• _WHAT YOU SHOULD DO_: Write the material out again in full, exactly.

Begin

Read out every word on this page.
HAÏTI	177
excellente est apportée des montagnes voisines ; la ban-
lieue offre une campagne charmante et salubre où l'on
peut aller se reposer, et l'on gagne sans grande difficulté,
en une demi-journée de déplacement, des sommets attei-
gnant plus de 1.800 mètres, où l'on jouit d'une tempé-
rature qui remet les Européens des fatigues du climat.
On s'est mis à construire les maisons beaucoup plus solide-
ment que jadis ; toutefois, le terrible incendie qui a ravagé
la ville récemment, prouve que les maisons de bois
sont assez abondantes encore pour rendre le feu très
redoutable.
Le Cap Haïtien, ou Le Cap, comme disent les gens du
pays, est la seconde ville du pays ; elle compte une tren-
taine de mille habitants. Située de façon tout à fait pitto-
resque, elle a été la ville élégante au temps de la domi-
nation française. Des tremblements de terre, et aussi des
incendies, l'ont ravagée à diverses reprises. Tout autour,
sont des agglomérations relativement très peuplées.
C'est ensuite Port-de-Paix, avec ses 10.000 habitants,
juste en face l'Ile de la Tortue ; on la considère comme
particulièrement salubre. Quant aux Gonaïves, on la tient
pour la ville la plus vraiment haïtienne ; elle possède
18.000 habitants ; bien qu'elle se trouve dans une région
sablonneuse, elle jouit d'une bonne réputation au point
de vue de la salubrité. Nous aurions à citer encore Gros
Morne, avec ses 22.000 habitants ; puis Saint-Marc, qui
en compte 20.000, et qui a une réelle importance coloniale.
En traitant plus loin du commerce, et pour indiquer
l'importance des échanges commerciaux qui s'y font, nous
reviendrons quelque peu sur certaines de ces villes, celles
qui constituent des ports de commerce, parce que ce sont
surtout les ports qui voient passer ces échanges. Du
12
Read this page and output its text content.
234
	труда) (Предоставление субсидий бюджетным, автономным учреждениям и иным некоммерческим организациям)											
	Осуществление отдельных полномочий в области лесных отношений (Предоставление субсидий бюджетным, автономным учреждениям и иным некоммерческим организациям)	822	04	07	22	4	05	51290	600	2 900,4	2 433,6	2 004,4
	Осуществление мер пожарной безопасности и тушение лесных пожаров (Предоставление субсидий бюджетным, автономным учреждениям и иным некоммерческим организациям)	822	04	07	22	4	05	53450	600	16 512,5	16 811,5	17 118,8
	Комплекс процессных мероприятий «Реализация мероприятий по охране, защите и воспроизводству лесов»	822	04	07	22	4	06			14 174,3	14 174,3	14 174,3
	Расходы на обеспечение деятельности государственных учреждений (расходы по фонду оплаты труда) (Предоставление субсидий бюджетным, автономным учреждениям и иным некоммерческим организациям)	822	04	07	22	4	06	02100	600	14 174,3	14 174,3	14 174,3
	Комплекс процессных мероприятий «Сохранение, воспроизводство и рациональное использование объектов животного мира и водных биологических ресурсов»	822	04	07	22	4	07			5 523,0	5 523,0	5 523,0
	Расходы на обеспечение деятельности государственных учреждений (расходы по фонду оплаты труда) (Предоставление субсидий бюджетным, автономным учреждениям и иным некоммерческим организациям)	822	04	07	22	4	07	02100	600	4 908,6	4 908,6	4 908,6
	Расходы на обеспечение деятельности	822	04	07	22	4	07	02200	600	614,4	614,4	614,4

End

• _OUTPUT FOR THIS TASK_:
Read out every word on this page.
HAÏTI	177
excellente est apportée des montagnes voisines ; la ban-
lieue offre une campagne charmante et salubre où l'on
peut aller se reposer, et l'on gagne sans grande difficulté,
en une demi-journée de déplacement, des sommets attei-
gnant plus de 1.800 mètres, où l'on jouit d'une tempé-
rature qui remet les Européens des fatigues du climat.
On s'est mis à construire les maisons beaucoup plus solide-
ment que jadis ; toutefois, le terrible incendie qui a ravagé
la ville récemment, prouve que les maisons de bois
sont assez abondantes encore pour rendre le feu très
redoutable.
Le Cap Haïtien, ou Le Cap, comme disent les gens du
pays, est la seconde ville du pays ; elle compte une tren-
taine de mille habitants. Située de façon tout à fait pitto-
resque, elle a été la ville élégante au temps de la domi-
nation française. Des tremblements de terre, et aussi des
incendies, l'ont ravagée à diverses reprises. Tout autour,
sont des agglomérations relativement très peuplées.
C'est ensuite Port-de-Paix, avec ses 10.000 habitants,
juste en face l'Ile de la Tortue ; on la considère comme
particulièrement salubre. Quant aux Gonaïves, on la tient
pour la ville la plus vraiment haïtienne ; elle possède
18.000 habitants ; bien qu'elle se trouve dans une région
sablonneuse, elle jouit d'une bonne réputation au point
de vue de la salubrité. Nous aurions à citer encore Gros
Morne, avec ses 22.000 habitants ; puis Saint-Marc, qui
en compte 20.000, et qui a une réelle importance coloniale.
En traitant plus loin du commerce, et pour indiquer
l'importance des échanges commerciaux qui s'y font, nous
reviendrons quelque peu sur certaines de ces villes, celles
qui constituent des ports de commerce, parce que ce sont
surtout les ports qui voient passer ces échanges. Du
12
Read this page and output its text content.
234
	труда) (Предоставление субсидий бюджетным, автономным учреждениям и иным некоммерческим организациям)											
	Осуществление отдельных полномочий в области лесных отношений (Предоставление субсидий бюджетным, автономным учреждениям и иным некоммерческим организациям)	822	04	07	22	4	05	51290	600	2 900,4	2 433,6	2 004,4
	Осуществление мер пожарной безопасности и тушение лесных пожаров (Предоставление субсидий бюджетным, автономным учреждениям и иным некоммерческим организациям)	822	04	07	22	4	05	53450	600	16 512,5	16 811,5	17 118,8
	Комплекс процессных мероприятий «Реализация мероприятий по охране, защите и воспроизводству лесов»	822	04	07	22	4	06			14 174,3	14 174,3	14 174,3
	Расходы на обеспечение деятельности государственных учреждений (расходы по фонду оплаты труда) (Предоставление субсидий бюджетным, автономным учреждениям и иным некоммерческим организациям)	822	04	07	22	4	06	02100	600	14 174,3	14 174,3	14 174,3
	Комплекс процессных мероприятий «Сохранение, воспроизводство и рациональное использование объектов животного мира и водных биологических ресурсов»	822	04	07	22	4	07			5 523,0	5 523,0	5 523,0
	Расходы на обеспечение деятельности государственных учреждений (расходы по фонду оплаты труда) (Предоставление субсидий бюджетным, автономным учреждениям и иным некоммерческим организациям)	822	04	07	22	4	07	02100	600	4 908,6	4 908,6	4 908,6
	Расходы на обеспечение деятельности	822	04	07	22	4	07	02200	600	614,4	614,4	614,4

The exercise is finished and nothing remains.